THE EXERCISE :: Within this material, how many lines have the string "xlabel" in them? The answer is a number, with nothing added.

MATERIAL PROVIDED ::

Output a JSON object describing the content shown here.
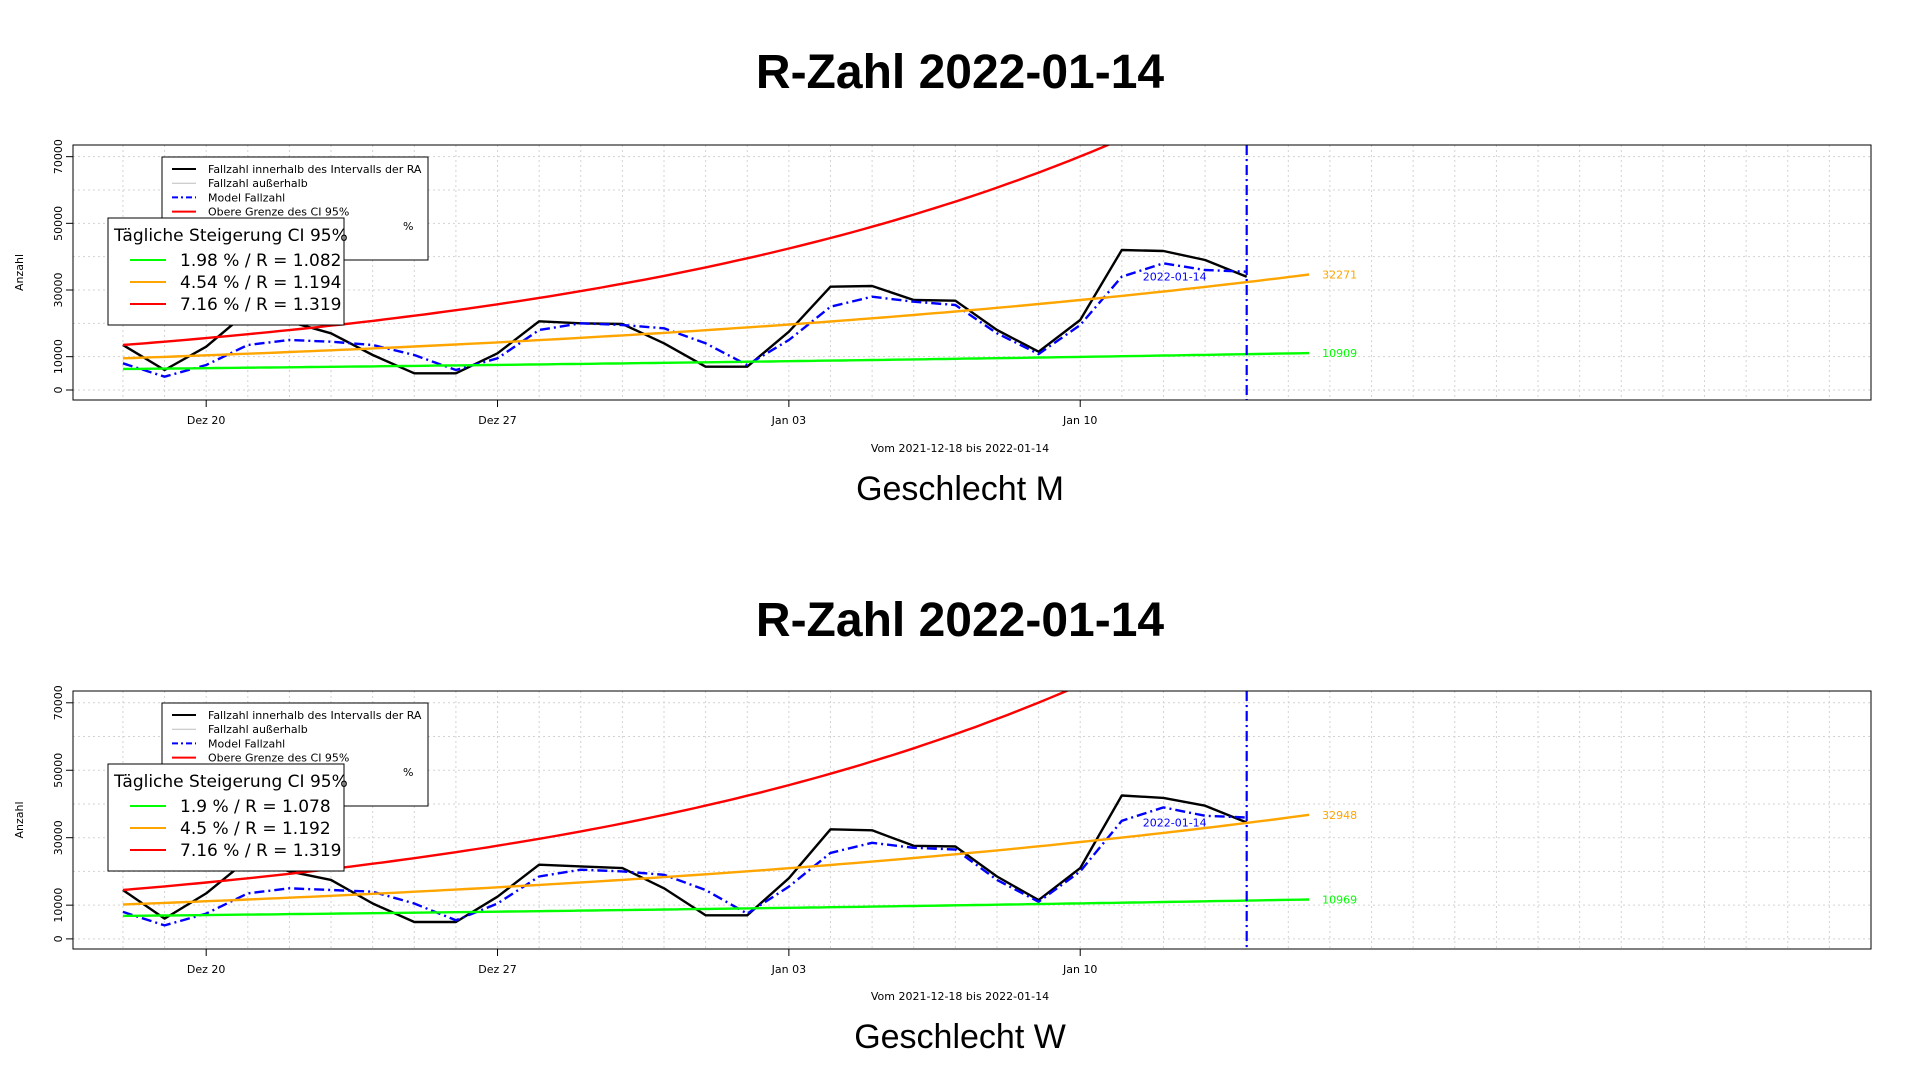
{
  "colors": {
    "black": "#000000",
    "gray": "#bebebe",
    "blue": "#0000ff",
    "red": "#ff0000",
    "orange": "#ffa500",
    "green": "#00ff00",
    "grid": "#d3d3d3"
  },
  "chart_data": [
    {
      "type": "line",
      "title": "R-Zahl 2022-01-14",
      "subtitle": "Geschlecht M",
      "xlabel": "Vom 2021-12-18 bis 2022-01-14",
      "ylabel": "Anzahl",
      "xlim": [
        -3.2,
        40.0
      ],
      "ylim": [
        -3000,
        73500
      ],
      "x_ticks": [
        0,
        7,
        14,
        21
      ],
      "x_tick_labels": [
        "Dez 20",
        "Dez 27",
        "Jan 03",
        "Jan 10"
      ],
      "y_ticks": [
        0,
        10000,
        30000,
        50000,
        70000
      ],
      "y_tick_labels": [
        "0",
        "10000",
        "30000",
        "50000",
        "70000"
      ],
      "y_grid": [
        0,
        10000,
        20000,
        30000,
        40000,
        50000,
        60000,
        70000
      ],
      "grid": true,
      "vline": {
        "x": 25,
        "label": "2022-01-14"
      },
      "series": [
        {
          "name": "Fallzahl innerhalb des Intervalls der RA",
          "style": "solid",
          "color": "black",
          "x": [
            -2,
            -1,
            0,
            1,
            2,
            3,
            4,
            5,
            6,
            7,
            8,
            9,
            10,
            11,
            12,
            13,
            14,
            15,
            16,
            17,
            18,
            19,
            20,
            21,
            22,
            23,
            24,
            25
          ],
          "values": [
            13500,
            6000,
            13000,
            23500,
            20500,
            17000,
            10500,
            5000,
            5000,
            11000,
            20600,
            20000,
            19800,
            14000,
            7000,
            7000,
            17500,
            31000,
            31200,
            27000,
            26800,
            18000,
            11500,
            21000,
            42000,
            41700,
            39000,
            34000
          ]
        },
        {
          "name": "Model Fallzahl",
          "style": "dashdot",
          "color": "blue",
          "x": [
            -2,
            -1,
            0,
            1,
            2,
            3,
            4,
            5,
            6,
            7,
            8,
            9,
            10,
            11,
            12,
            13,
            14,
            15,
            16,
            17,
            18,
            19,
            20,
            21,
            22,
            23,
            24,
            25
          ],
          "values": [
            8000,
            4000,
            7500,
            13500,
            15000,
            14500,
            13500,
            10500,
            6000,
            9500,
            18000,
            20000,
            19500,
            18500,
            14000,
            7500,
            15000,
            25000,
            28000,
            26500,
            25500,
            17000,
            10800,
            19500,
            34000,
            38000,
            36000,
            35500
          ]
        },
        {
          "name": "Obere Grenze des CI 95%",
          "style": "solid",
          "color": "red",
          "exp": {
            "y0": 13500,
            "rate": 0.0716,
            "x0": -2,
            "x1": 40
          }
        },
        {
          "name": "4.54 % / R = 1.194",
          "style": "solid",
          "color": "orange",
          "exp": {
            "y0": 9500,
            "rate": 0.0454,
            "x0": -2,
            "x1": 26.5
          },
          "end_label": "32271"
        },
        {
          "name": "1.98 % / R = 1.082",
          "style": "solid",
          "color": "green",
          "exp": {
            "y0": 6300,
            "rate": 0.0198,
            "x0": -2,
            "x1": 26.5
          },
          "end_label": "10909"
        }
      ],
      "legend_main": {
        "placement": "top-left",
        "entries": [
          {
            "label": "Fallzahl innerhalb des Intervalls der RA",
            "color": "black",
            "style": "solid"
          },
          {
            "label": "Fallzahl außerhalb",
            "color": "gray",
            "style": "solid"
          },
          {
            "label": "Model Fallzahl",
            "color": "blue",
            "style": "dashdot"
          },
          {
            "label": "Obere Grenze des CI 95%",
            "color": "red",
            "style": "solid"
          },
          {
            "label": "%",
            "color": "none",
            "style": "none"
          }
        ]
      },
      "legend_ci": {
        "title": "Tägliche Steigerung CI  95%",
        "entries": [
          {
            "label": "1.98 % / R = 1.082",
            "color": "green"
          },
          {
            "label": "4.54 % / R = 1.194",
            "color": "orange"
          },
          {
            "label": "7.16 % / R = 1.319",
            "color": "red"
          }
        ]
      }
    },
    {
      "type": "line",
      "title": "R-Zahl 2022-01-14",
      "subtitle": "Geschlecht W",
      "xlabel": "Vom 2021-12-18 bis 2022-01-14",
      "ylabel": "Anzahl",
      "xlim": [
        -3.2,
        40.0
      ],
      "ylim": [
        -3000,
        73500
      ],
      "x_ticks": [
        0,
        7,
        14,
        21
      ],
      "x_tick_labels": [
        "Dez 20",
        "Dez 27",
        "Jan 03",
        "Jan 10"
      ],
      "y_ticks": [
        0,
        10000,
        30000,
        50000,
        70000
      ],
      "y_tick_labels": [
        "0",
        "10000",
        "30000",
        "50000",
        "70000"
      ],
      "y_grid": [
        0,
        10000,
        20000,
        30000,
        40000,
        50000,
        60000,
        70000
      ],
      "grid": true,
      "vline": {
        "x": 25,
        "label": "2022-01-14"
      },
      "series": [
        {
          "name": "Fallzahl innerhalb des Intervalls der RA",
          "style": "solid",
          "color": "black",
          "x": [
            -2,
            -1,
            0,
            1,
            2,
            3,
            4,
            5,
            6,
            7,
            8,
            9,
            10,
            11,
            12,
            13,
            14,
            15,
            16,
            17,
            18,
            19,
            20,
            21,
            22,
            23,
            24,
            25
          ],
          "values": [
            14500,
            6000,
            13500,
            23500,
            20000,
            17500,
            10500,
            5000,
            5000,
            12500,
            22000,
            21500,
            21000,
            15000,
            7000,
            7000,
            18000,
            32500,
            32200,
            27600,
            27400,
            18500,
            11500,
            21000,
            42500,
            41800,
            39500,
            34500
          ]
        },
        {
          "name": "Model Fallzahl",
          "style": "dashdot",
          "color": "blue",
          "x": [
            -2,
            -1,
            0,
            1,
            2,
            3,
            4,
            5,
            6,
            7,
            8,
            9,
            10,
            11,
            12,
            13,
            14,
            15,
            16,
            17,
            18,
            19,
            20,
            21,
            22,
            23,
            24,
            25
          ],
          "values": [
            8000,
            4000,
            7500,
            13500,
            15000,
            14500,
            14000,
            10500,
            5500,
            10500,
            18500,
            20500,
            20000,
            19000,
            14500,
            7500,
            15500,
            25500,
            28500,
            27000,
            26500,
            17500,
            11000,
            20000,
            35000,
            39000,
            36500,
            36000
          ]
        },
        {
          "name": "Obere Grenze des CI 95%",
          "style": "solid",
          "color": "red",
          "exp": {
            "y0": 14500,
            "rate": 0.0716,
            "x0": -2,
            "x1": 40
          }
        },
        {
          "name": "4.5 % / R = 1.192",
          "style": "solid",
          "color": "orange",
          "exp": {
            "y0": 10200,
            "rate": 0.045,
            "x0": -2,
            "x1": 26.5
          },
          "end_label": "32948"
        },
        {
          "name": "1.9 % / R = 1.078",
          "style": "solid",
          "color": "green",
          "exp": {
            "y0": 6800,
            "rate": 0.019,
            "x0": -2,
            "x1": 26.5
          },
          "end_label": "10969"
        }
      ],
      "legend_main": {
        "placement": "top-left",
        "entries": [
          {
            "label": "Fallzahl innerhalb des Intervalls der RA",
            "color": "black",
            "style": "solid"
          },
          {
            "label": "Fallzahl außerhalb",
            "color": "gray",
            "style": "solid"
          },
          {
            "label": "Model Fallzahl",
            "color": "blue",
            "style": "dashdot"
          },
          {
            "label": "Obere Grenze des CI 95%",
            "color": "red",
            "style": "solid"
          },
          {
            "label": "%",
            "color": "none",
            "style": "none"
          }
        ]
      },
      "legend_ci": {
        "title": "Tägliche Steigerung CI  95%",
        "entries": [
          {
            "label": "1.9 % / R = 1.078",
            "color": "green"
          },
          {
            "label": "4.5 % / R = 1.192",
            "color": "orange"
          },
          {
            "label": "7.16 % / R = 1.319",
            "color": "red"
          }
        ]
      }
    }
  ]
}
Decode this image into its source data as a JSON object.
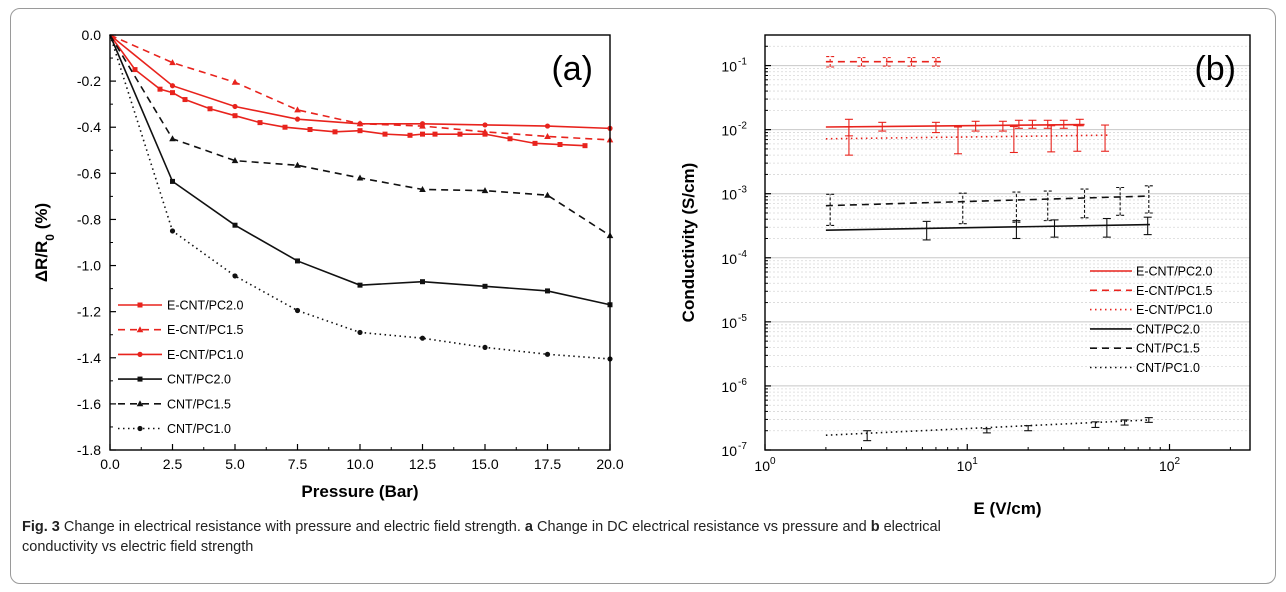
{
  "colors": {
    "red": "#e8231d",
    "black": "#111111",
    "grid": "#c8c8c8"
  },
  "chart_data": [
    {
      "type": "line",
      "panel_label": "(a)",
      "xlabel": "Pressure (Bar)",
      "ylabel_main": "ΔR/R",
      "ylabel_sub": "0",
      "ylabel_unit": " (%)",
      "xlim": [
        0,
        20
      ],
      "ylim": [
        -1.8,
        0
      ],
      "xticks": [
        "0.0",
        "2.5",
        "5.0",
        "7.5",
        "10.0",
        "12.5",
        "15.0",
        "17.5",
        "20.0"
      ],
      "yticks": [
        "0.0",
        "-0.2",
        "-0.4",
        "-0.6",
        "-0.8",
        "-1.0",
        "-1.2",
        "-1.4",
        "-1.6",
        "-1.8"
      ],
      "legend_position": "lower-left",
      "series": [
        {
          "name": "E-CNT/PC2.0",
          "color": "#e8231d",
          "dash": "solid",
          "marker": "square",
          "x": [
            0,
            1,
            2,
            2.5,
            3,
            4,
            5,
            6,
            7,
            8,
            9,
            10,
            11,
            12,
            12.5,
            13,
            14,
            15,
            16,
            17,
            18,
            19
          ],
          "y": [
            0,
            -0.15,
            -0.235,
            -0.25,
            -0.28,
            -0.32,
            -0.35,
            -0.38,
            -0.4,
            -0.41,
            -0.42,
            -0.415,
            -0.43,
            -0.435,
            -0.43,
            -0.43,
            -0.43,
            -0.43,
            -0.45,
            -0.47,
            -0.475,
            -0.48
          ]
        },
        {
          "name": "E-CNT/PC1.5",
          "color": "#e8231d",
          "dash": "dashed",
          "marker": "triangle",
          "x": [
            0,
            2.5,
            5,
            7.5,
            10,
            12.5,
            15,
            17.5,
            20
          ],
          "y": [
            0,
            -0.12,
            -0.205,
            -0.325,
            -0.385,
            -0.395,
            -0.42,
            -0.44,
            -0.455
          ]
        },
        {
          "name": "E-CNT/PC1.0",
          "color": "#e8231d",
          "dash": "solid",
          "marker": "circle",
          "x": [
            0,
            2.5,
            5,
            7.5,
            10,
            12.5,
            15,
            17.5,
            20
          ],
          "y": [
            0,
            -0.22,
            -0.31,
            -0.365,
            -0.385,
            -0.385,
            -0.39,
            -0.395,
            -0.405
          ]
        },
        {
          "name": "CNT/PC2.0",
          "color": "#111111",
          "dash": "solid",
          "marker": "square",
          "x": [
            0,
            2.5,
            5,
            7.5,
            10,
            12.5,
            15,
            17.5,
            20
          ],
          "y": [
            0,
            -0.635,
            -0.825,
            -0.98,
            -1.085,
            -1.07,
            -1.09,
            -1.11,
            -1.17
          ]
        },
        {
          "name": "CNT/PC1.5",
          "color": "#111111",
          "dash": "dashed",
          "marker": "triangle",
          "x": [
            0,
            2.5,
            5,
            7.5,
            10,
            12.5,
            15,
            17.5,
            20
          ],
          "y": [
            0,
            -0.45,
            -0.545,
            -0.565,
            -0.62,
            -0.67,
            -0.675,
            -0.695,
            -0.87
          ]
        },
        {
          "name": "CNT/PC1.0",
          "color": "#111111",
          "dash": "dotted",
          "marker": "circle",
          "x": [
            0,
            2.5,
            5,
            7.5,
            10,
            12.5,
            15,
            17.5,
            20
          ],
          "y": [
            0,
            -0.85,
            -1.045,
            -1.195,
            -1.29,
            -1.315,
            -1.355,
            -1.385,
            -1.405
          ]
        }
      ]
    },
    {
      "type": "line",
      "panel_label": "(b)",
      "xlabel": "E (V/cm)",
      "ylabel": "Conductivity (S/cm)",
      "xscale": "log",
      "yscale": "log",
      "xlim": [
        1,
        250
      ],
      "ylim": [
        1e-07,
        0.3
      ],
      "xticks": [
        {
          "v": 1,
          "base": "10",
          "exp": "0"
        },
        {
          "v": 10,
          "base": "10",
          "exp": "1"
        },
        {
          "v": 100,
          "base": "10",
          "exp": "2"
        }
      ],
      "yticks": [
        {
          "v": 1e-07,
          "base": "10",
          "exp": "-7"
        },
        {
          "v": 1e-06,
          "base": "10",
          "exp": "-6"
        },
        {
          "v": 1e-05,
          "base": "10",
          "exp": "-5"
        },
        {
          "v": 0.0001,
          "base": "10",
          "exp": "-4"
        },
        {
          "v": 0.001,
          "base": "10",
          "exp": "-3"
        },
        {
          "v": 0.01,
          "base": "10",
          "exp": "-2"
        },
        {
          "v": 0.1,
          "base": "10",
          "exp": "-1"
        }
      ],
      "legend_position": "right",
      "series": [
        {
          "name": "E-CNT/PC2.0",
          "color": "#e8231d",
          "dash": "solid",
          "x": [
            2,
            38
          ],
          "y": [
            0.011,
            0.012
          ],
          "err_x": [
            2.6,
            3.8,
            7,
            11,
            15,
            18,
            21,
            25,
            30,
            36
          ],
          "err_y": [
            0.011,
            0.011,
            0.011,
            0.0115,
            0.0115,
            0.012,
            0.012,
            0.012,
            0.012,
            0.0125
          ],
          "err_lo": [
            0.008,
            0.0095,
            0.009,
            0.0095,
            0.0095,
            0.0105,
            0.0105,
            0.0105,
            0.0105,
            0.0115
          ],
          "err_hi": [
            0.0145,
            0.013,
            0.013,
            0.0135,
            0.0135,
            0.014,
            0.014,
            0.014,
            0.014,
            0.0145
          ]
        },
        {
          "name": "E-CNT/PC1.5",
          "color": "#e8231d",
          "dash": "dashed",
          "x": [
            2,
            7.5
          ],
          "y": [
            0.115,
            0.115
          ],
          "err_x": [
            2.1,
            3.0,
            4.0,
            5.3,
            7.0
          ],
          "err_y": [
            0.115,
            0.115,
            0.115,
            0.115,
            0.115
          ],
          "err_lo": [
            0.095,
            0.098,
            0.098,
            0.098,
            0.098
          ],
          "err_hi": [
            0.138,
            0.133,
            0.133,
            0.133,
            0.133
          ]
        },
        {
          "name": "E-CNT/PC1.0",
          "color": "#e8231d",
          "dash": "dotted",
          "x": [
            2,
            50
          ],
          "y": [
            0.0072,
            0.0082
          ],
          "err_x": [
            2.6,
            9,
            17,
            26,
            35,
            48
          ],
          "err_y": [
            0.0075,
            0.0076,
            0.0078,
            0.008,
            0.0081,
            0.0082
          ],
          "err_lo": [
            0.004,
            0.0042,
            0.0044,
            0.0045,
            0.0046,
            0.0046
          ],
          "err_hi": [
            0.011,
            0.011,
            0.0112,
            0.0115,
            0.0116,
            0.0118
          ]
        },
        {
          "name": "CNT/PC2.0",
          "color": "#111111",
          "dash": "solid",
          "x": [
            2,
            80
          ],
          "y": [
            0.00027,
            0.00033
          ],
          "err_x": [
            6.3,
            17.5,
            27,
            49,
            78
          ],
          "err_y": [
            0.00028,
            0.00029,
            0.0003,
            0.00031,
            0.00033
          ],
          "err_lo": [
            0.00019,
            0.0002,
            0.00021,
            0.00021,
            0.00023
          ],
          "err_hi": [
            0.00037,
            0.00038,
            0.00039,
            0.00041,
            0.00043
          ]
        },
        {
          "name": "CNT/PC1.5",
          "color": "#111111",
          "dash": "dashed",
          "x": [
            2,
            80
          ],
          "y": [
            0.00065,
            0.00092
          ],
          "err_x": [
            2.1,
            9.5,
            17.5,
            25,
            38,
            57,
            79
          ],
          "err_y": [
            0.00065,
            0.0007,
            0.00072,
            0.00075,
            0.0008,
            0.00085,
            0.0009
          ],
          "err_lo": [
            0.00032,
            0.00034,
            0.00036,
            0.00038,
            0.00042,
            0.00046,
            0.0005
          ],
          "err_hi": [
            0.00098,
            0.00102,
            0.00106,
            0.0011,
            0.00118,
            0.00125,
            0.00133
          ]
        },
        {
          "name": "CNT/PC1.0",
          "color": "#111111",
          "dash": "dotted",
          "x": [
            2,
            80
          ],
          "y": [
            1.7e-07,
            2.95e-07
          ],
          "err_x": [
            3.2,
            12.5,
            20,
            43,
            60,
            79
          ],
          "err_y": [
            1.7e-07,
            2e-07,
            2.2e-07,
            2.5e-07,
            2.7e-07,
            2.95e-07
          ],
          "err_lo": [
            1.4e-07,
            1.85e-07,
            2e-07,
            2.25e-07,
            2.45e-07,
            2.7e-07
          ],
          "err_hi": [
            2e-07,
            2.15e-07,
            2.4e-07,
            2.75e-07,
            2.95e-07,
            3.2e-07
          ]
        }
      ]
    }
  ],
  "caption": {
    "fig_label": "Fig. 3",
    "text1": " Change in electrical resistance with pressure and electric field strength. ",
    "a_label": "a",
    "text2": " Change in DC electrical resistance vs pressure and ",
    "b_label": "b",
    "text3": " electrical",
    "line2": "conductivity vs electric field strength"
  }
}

ANSWER TO THE TASK :: 4